Working data »
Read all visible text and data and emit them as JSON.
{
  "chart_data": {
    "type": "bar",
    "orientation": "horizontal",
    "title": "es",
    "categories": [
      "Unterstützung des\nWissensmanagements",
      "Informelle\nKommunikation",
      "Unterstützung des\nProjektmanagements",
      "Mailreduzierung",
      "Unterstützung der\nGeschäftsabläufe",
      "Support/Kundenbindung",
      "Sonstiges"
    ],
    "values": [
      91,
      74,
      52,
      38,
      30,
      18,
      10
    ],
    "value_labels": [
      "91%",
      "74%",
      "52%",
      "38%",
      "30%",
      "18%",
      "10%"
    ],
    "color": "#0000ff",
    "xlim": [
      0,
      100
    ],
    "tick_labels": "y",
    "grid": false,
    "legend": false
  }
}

Exercise requirements » Gather each line in the data that holds the string "Unterstützung".

Output of the exercise »
      "Unterstützung des\nWissensmanagements",
      "Unterstützung des\nProjektmanagements",
      "Unterstützung der\nGeschäftsabläufe",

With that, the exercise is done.